Raw records:
>>

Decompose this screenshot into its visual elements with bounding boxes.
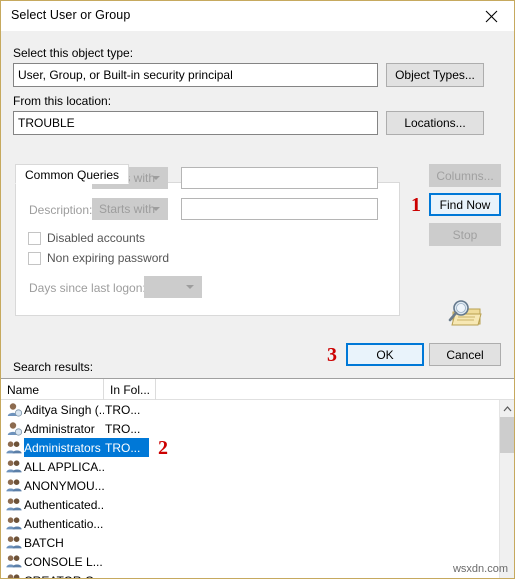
annotation-step-3: 3	[327, 344, 337, 366]
chevron-down-icon	[186, 285, 194, 289]
tab-common-queries[interactable]: Common Queries	[15, 164, 130, 184]
chevron-up-icon	[503, 399, 512, 417]
scroll-up-button[interactable]	[500, 400, 514, 416]
annotation-step-2: 2	[158, 437, 168, 459]
object-type-field[interactable]: User, Group, or Built-in security princi…	[13, 63, 378, 87]
row-in-folder	[105, 571, 149, 578]
days-since-last-logon-select[interactable]	[144, 276, 202, 298]
group-icon	[6, 535, 22, 550]
name-input[interactable]	[181, 167, 378, 189]
disabled-accounts-checkbox[interactable]	[28, 232, 41, 245]
annotation-step-1: 1	[411, 194, 421, 216]
row-in-folder: TRO...	[105, 402, 141, 417]
chevron-down-icon	[152, 207, 160, 211]
list-header: Name In Fol...	[1, 379, 514, 400]
group-icon	[6, 554, 22, 569]
group-icon	[6, 497, 22, 512]
table-row[interactable]: CREATOR G...	[1, 571, 499, 578]
chevron-down-icon	[152, 176, 160, 180]
group-icon	[6, 573, 22, 578]
column-header-name[interactable]: Name	[1, 379, 104, 400]
title-bar: Select User or Group	[1, 1, 514, 31]
column-header-in-folder[interactable]: In Fol...	[104, 379, 156, 400]
close-button[interactable]	[469, 1, 514, 31]
row-in-folder	[105, 514, 149, 533]
non-expiring-password-label: Non expiring password	[47, 251, 170, 265]
list-rows: Aditya Singh (... TRO... Administrator TRO.…	[1, 400, 499, 578]
object-type-label: Select this object type:	[13, 46, 134, 60]
group-icon	[6, 478, 22, 493]
search-results-list[interactable]: Name In Fol... Aditya Singh (... TRO... Ad…	[1, 378, 514, 578]
row-name: ANONYMOU...	[24, 478, 104, 493]
list-scrollbar[interactable]	[499, 400, 514, 578]
row-in-folder	[105, 476, 149, 495]
row-in-folder	[105, 495, 149, 514]
watermark: wsxdn.com	[452, 563, 508, 575]
user-icon	[6, 421, 23, 436]
table-row[interactable]: Authenticated...	[1, 495, 499, 514]
description-condition-value: Starts with	[99, 202, 156, 216]
select-user-or-group-dialog: Select User or Group Select this object …	[0, 0, 515, 579]
group-icon	[6, 459, 22, 474]
group-icon	[6, 516, 22, 531]
column-header-blank	[156, 379, 494, 400]
dialog-body: Select this object type: User, Group, or…	[1, 31, 514, 578]
scroll-thumb[interactable]	[500, 417, 514, 453]
window-title: Select User or Group	[11, 8, 131, 22]
group-icon	[6, 440, 22, 455]
description-input[interactable]	[181, 198, 378, 220]
row-name: Authenticatio...	[24, 516, 104, 531]
row-name: Administrators	[24, 438, 105, 457]
row-name: Authenticated...	[24, 497, 104, 512]
row-name: Administrator	[24, 421, 95, 436]
search-results-label: Search results:	[13, 360, 94, 374]
stop-button[interactable]: Stop	[429, 223, 501, 246]
table-row[interactable]: Administrator TRO...	[1, 419, 499, 438]
columns-button[interactable]: Columns...	[429, 164, 501, 187]
close-icon	[485, 10, 498, 23]
row-name: ALL APPLICA...	[24, 459, 104, 474]
row-in-folder	[105, 533, 149, 552]
table-row[interactable]: BATCH	[1, 533, 499, 552]
locations-button[interactable]: Locations...	[386, 111, 484, 135]
user-icon	[6, 402, 23, 417]
object-types-button[interactable]: Object Types...	[386, 63, 484, 87]
search-folder-icon	[445, 296, 485, 330]
row-name: Aditya Singh (...	[24, 402, 104, 417]
ok-button[interactable]: OK	[346, 343, 424, 366]
location-field[interactable]: TROUBLE	[13, 111, 378, 135]
days-since-last-logon-label: Days since last logon:	[29, 281, 146, 295]
cancel-button[interactable]: Cancel	[429, 343, 501, 366]
disabled-accounts-label: Disabled accounts	[47, 231, 146, 245]
table-row[interactable]: Authenticatio...	[1, 514, 499, 533]
row-name: CREATOR G...	[24, 571, 104, 579]
table-row[interactable]: CONSOLE L...	[1, 552, 499, 571]
description-condition-select[interactable]: Starts with	[92, 198, 168, 220]
table-row[interactable]: Aditya Singh (... TRO...	[1, 400, 499, 419]
table-row[interactable]: Administrators TRO...	[1, 438, 499, 457]
row-in-folder: TRO...	[105, 421, 141, 436]
row-name: BATCH	[24, 535, 64, 550]
row-in-folder: TRO...	[105, 438, 149, 457]
location-label: From this location:	[13, 94, 112, 108]
row-in-folder	[105, 552, 149, 571]
non-expiring-password-checkbox[interactable]	[28, 252, 41, 265]
find-now-button[interactable]: Find Now	[429, 193, 501, 216]
table-row[interactable]: ANONYMOU...	[1, 476, 499, 495]
row-name: CONSOLE L...	[24, 554, 103, 569]
scroll-track[interactable]	[500, 453, 514, 578]
row-in-folder	[105, 457, 149, 476]
table-row[interactable]: ALL APPLICA...	[1, 457, 499, 476]
description-label: Description:	[29, 203, 93, 217]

<<

Direction:
Convert the data above into a Markdown table with the columns "Row" and "Line", one numbered row for each nonblank line, and leave out the pictures.

Finished exercise:
| Row | Line |
|---|---|
| 1 | Decompose this screenshot into its visual elements with bounding boxes. |
| 2 | annotation-step-3: 3	[327, 344, 337, 366] |
| 3 | chevron-down-icon	[186, 285, 194, 289] |
| 4 | tab-common-queries[interactable]: Common Queries	[15, 164, 130, 184] |
| 5 | chevron-up-icon	[503, 399, 512, 417] |
| 6 | scroll-up-button[interactable]	[500, 400, 514, 416] |
| 7 | annotation-step-2: 2	[158, 437, 168, 459] |
| 8 | object-type-field[interactable]: User, Group, or Built-in security princi…	[13, 63, 378, 87] |
| 9 | row-in-folder	[105, 571, 149, 578] |
| 10 | days-since-last-logon-select[interactable]	[144, 276, 202, 298] |
| 11 | group-icon	[6, 535, 22, 550] |
| 12 | name-input[interactable]	[181, 167, 378, 189] |
| 13 | disabled-accounts-checkbox[interactable]	[28, 232, 41, 245] |
| 14 | annotation-step-1: 1	[411, 194, 421, 216] |
| 15 | row-in-folder: TRO...	[105, 402, 141, 417] |
| 16 | chevron-down-icon	[152, 207, 160, 211] |
| 17 | list-header: Name In Fol...	[1, 379, 514, 400] |
| 18 | group-icon	[6, 554, 22, 569] |
| 19 | group-icon	[6, 497, 22, 512] |
| 20 | table-row[interactable]: CREATOR G...	[1, 571, 499, 578] |
| 21 | chevron-down-icon	[152, 176, 160, 180] |
| 22 | group-icon	[6, 573, 22, 578] |
| 23 | column-header-name[interactable]: Name	[1, 379, 104, 400] |
| 24 | title-bar: Select User or Group	[1, 1, 514, 31] |
| 25 | column-header-in-folder[interactable]: In Fol...	[104, 379, 156, 400] |
| 26 | close-button[interactable]	[469, 1, 514, 31] |
| 27 | row-in-folder	[105, 514, 149, 533] |
| 28 | non-expiring-password-label: Non expiring password	[47, 251, 170, 265] |
| 29 | list-rows: Aditya Singh (... TRO... Administrator TRO.…	[1, 400, 499, 578] |
| 30 | object-type-label: Select this object type:	[13, 46, 134, 60] |
| 31 | group-icon	[6, 478, 22, 493] |
| 32 | search-results-list[interactable]: Name In Fol... Aditya Singh (... TRO... Ad…	[1, 378, 514, 578] |
| 33 | row-name: ANONYMOU...	[24, 478, 104, 493] |
| 34 | list-scrollbar[interactable]	[499, 400, 514, 578] |
| 35 | row-in-folder	[105, 476, 149, 495] |
| 36 | row-in-folder	[105, 495, 149, 514] |
| 37 | watermark: wsxdn.com	[452, 563, 508, 575] |
| 38 | user-icon	[6, 421, 23, 436] |
| 39 | table-row[interactable]: Authenticated...	[1, 495, 499, 514] |
| 40 | description-condition-value: Starts with	[99, 202, 156, 216] |
| 41 | select-user-or-group-dialog: Select User or Group Select this object …	[0, 0, 515, 579] |
| 42 | group-icon	[6, 459, 22, 474] |
| 43 | group-icon	[6, 516, 22, 531] |
| 44 | column-header-blank	[156, 379, 494, 400] |
| 45 | dialog-body: Select this object type: User, Group, or…	[1, 31, 514, 578] |
| 46 | scroll-thumb[interactable]	[500, 417, 514, 453] |
| 47 | window-title: Select User or Group	[11, 8, 131, 22] |
| 48 | group-icon	[6, 440, 22, 455] |
| 49 | description-input[interactable]	[181, 198, 378, 220] |
| 50 | row-name: Authenticatio...	[24, 516, 104, 531] |
| 51 | row-name: Administrators	[24, 438, 105, 457] |
| 52 | row-name: Authenticated...	[24, 497, 104, 512] |
| 53 | row-name: Administrator	[24, 421, 95, 436] |
| 54 | search-results-label: Search results:	[13, 360, 94, 374] |
| 55 | stop-button[interactable]: Stop	[429, 223, 501, 246] |
| 56 | table-row[interactable]: Administrator TRO...	[1, 419, 499, 438] |
| 57 | columns-button[interactable]: Columns...	[429, 164, 501, 187] |
| 58 | close-icon	[485, 10, 498, 23] |
| 59 | row-name: ALL APPLICA...	[24, 459, 104, 474] |
| 60 | row-in-folder	[105, 533, 149, 552] |
| 61 | table-row[interactable]: BATCH	[1, 533, 499, 552] |
| 62 | locations-button[interactable]: Locations...	[386, 111, 484, 135] |
| 63 | user-icon	[6, 402, 23, 417] |
| 64 | object-types-button[interactable]: Object Types...	[386, 63, 484, 87] |
| 65 | search-folder-icon	[445, 296, 485, 330] |
| 66 | row-name: Aditya Singh (...	[24, 402, 104, 417] |
| 67 | ok-button[interactable]: OK	[346, 343, 424, 366] |
| 68 | location-field[interactable]: TROUBLE	[13, 111, 378, 135] |
| 69 | days-since-last-logon-label: Days since last logon:	[29, 281, 146, 295] |
| 70 | cancel-button[interactable]: Cancel	[429, 343, 501, 366] |
| 71 | disabled-accounts-label: Disabled accounts	[47, 231, 146, 245] |
| 72 | table-row[interactable]: Authenticatio...	[1, 514, 499, 533] |
| 73 | row-name: CREATOR G...	[24, 571, 104, 579] |
| 74 | table-row[interactable]: CONSOLE L...	[1, 552, 499, 571] |
| 75 | description-condition-select[interactable]: Starts with	[92, 198, 168, 220] |
| 76 | table-row[interactable]: Aditya Singh (... TRO...	[1, 400, 499, 419] |
| 77 | table-row[interactable]: Administrators TRO...	[1, 438, 499, 457] |
| 78 | row-in-folder: TRO...	[105, 421, 141, 436] |
| 79 | row-name: BATCH	[24, 535, 64, 550] |
| 80 | row-in-folder: TRO...	[105, 438, 149, 457] |
| 81 | location-label: From this location:	[13, 94, 112, 108] |
| 82 | row-in-folder	[105, 552, 149, 571] |
| 83 | non-expiring-password-checkbox[interactable]	[28, 252, 41, 265] |
| 84 | find-now-button[interactable]: Find Now	[429, 193, 501, 216] |
| 85 | table-row[interactable]: ANONYMOU...	[1, 476, 499, 495] |
| 86 | row-name: CONSOLE L...	[24, 554, 103, 569] |
| 87 | scroll-track[interactable]	[500, 453, 514, 578] |
| 88 | row-in-folder	[105, 457, 149, 476] |
| 89 | table-row[interactable]: ALL APPLICA...	[1, 457, 499, 476] |
| 90 | description-label: Description:	[29, 203, 93, 217] |